[Data records]
____________
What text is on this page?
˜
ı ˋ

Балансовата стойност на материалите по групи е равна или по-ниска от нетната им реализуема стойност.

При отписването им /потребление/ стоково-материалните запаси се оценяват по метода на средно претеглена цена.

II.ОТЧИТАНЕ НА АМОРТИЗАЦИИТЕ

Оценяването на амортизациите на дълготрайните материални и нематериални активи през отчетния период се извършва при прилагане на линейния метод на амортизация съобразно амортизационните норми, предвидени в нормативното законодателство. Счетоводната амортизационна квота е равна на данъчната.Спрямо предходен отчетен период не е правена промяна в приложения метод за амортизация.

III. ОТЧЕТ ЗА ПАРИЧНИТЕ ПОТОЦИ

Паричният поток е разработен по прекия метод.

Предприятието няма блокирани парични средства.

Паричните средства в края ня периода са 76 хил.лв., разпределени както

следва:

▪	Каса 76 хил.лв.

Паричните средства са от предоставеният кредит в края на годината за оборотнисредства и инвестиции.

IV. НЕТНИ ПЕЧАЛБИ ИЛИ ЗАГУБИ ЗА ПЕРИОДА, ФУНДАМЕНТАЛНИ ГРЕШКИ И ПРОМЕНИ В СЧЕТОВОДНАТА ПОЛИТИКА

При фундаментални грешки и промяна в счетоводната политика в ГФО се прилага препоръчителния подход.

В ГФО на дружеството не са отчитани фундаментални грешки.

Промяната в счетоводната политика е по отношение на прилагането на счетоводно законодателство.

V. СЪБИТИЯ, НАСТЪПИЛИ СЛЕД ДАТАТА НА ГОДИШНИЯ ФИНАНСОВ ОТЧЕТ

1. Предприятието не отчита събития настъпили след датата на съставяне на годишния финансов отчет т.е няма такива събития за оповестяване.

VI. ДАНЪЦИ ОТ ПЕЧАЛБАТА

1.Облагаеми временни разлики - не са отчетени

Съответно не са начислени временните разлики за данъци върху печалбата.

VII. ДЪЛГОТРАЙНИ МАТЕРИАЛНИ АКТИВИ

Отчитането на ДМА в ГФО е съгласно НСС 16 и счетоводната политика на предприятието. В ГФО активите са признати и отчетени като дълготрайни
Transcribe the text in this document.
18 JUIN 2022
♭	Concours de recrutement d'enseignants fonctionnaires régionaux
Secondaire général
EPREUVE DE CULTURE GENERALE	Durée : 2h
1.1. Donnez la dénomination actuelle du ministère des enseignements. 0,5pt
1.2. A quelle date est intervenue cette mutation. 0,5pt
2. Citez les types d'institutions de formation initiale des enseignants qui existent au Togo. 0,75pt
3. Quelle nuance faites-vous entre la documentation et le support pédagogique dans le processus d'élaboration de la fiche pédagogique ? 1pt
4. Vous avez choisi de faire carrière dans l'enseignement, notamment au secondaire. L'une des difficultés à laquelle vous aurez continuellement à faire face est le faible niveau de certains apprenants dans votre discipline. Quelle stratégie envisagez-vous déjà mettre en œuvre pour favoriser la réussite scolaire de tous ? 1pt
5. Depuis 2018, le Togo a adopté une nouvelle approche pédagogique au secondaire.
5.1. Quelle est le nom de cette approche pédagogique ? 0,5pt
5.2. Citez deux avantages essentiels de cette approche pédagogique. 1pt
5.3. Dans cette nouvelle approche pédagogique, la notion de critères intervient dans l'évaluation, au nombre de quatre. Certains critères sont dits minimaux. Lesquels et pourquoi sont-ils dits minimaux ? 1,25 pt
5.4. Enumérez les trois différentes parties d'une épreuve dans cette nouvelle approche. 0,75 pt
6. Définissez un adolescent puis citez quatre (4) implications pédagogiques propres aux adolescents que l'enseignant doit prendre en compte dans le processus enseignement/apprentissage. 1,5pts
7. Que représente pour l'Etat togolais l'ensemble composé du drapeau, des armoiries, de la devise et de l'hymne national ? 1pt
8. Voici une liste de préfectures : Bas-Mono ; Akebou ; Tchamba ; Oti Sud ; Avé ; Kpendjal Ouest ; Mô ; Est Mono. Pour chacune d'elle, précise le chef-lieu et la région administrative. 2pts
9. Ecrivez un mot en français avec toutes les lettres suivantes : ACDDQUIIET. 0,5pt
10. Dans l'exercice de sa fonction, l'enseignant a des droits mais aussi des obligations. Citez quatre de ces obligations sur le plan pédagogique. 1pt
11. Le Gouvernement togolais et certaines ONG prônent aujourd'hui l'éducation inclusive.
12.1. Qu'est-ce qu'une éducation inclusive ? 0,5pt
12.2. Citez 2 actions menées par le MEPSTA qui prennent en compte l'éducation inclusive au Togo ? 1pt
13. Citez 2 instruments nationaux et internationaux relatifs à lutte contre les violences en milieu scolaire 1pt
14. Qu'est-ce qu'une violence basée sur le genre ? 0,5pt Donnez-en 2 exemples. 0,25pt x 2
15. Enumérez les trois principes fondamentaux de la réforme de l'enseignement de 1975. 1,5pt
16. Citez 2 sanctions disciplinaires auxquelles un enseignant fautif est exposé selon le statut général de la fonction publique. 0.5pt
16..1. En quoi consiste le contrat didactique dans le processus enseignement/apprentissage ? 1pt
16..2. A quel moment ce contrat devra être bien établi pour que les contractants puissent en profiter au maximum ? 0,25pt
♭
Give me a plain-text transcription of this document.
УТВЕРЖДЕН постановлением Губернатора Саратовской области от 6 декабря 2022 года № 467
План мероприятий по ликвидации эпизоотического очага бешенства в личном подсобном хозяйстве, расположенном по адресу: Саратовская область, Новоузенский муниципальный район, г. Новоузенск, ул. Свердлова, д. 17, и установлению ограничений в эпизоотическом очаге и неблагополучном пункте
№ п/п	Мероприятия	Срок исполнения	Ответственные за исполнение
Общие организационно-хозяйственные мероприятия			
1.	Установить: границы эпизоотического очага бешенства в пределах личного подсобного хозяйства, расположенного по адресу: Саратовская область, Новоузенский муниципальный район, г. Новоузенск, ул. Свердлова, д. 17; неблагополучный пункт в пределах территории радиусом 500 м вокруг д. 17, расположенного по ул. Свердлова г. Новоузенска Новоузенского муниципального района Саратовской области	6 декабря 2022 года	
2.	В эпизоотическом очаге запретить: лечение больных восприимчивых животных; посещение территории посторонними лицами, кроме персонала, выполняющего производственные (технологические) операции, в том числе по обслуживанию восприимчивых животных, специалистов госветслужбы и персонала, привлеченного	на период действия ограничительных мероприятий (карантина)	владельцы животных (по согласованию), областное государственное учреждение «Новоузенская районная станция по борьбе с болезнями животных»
____________
_AIM_. Above are the records. Copy every line in them holding "эпизоотическом".

_SOLVED EXERCISE_.
План мероприятий по ликвидации эпизоотического очага бешенства в личном подсобном хозяйстве, расположенном по адресу: Саратовская область, Новоузенский муниципальный район, г. Новоузенск, ул. Свердлова, д. 17, и установлению ограничений в эпизоотическом очаге и неблагополучном пункте
2.	В эпизоотическом очаге запретить: лечение больных восприимчивых животных; посещение территории посторонними лицами, кроме персонала, выполняющего производственные (технологические) операции, в том числе по обслуживанию восприимчивых животных, специалистов госветслужбы и персонала, привлеченного	на период действия ограничительных мероприятий (карантина)	владельцы животных (по согласованию), областное государственное учреждение «Новоузенская районная станция по борьбе с болезнями животных»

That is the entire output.